--- Selection ---

Matisse, The Serf, MOMA San Francisco (images courtesy of MOMA)
By Alice Devine Wilson –
At first glance, modern art seems to have little connection to antiquity—as contemporary art, by its definition, departs from the past. However, many modern artists of the twentieth century root their creations in ancient traditions. French Post-Impressionist Henri Matisse and his sculpture, the Serf, serves as one such example. In fact, when German armies swept through France in 1940, Matisse left his own work behind in occupied Paris, taking with him only his prized possession, a Roman copy of a Greek original marble torso of a young girl. Modern artists such as Matisse, with his use of the traditions and practices of ancient sculpture, form an undeniable link to the past.

--- Given data ---

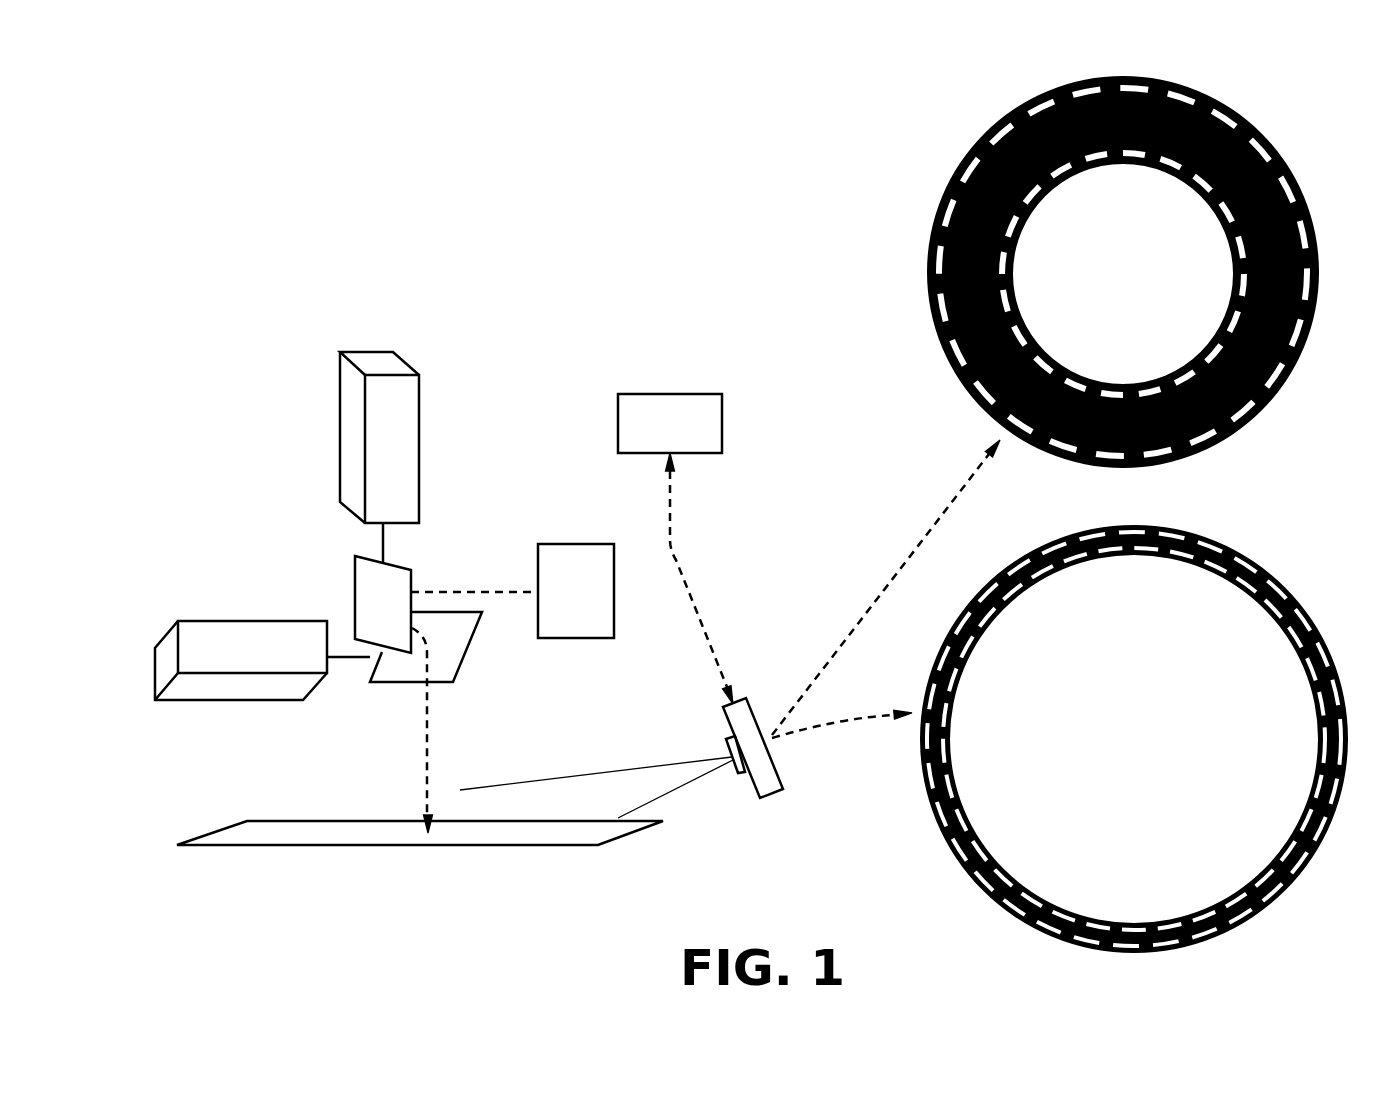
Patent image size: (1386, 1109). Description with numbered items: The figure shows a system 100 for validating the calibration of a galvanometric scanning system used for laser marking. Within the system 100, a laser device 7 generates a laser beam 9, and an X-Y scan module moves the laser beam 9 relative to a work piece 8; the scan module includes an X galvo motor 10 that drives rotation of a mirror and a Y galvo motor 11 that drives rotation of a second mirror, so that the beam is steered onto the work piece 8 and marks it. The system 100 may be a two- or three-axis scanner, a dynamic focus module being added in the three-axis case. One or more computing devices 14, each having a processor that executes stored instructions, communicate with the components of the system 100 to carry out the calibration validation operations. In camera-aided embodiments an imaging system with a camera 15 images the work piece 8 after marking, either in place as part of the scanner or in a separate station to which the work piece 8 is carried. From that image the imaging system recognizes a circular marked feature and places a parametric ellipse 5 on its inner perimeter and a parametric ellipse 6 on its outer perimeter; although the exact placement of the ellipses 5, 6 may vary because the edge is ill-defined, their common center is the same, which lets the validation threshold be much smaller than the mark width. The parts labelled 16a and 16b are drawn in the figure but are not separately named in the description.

---

** Required task 1 **
Shorten the paragraph of the Matisse article that begins "At first glance," keeping its main facts.
** Required task 2 **
Answer these from the Matisse article:
(a) Which museum are the images credited to?
(b) Who wrote the article?
(c) Whose armies swept through France in 1940?
** Required task 3 **
Decide whether each statement agrees with the Matisse article, answering yes or no and quoting the words that decide it:
(a) Matisse took his own work with him when he left Paris.
(b) The article describes Matisse as a French Post-Impressionist.
(c) The marble torso Matisse prized was a Greek original.
Rely on the Matisse article alone, not on the material.

** Answer 1 **
Modern art seems to break from the past, yet many twentieth-century artists ground their work in ancient traditions. Henri Matisse and his sculpture, the Serf, are one example. When German armies swept through France in 1940, Matisse left his own work in occupied Paris and took only his prized Roman copy of a Greek original marble torso of a young girl. By drawing on ancient sculptural traditions, artists like Matisse form an undeniable link to the past.

** Answer 2 **
(a) MOMA San Francisco
(b) Alice Devine Wilson
(c) Germany's (German armies)

** Answer 3 **
(a) No: "Matisse left his own work behind in occupied Paris"
(b) Yes: "French Post-Impressionist Henri Matisse"
(c) No: "a Roman copy of a Greek original marble torso of a young girl"